→ Dataset extract:
-.-.-
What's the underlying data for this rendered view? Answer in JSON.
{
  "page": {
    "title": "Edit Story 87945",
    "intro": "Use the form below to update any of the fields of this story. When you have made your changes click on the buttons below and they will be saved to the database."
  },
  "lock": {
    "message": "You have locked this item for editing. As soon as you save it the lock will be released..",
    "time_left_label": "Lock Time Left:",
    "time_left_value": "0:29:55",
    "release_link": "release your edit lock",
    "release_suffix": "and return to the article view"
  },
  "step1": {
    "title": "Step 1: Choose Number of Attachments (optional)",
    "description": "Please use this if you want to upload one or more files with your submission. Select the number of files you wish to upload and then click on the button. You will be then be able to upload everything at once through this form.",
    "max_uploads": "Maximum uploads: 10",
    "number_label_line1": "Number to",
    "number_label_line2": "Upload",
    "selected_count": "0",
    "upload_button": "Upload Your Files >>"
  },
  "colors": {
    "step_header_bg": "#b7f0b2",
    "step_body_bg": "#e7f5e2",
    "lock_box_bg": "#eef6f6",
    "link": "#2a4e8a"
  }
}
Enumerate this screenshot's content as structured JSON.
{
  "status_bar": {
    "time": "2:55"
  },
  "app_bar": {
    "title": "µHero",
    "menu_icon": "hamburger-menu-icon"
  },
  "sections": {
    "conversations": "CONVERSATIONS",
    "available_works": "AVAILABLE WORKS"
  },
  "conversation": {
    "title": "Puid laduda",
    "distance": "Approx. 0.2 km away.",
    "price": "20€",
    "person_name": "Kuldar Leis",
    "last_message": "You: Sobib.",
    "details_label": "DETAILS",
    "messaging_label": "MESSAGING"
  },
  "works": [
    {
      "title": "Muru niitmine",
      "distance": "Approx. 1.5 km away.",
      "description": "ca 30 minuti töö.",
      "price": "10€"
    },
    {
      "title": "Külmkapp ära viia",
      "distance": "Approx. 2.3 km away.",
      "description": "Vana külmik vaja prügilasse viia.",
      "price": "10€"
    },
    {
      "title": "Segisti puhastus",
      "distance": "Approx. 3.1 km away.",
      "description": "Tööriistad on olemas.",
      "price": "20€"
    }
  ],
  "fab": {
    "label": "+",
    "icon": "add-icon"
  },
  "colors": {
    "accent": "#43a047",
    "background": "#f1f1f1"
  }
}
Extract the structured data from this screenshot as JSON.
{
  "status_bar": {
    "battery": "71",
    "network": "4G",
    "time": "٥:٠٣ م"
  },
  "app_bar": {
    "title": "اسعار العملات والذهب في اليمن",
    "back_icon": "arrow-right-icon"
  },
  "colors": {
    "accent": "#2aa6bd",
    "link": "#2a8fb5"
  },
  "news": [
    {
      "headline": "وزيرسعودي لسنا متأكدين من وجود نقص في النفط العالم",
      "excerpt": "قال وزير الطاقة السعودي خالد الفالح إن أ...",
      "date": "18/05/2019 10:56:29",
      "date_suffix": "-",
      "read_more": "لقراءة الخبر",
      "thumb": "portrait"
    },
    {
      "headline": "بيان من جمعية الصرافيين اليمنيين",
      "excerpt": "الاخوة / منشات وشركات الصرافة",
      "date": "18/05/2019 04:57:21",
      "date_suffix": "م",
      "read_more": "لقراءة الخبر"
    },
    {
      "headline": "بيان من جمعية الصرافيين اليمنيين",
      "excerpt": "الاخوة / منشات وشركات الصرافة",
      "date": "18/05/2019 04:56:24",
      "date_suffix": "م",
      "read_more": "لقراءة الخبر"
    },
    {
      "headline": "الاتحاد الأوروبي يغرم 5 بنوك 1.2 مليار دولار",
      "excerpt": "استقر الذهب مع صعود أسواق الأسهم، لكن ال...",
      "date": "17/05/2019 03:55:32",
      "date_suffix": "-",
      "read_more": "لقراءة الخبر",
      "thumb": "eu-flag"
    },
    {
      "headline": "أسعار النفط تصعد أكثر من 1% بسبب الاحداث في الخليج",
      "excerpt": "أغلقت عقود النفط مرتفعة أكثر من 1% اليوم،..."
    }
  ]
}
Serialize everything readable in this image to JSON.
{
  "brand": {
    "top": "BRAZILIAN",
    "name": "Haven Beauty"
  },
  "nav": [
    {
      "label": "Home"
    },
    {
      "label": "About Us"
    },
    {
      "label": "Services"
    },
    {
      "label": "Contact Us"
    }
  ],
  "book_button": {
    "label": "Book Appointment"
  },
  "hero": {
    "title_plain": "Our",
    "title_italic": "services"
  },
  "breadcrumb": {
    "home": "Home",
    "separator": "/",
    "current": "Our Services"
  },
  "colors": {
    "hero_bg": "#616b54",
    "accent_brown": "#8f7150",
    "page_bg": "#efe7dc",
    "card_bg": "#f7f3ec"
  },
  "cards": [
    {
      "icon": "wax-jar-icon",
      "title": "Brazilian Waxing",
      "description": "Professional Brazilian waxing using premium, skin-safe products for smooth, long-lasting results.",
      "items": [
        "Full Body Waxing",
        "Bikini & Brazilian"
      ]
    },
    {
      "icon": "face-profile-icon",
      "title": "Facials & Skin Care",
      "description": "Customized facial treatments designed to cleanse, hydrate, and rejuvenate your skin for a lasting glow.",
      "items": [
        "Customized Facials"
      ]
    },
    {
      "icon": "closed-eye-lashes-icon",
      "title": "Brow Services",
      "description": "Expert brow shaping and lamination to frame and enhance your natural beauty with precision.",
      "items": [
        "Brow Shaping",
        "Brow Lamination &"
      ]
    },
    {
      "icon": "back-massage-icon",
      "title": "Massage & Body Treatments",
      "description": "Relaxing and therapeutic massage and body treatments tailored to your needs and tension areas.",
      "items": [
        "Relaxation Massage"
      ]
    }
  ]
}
-.-.-
→ Instructions for the task:
From the records above, pull out each line that has "Approx".

→ Answer to the exercise:
    "distance": "Approx. 0.2 km away.",
      "distance": "Approx. 1.5 km away.",
      "distance": "Approx. 2.3 km away.",
      "distance": "Approx. 3.1 km away.",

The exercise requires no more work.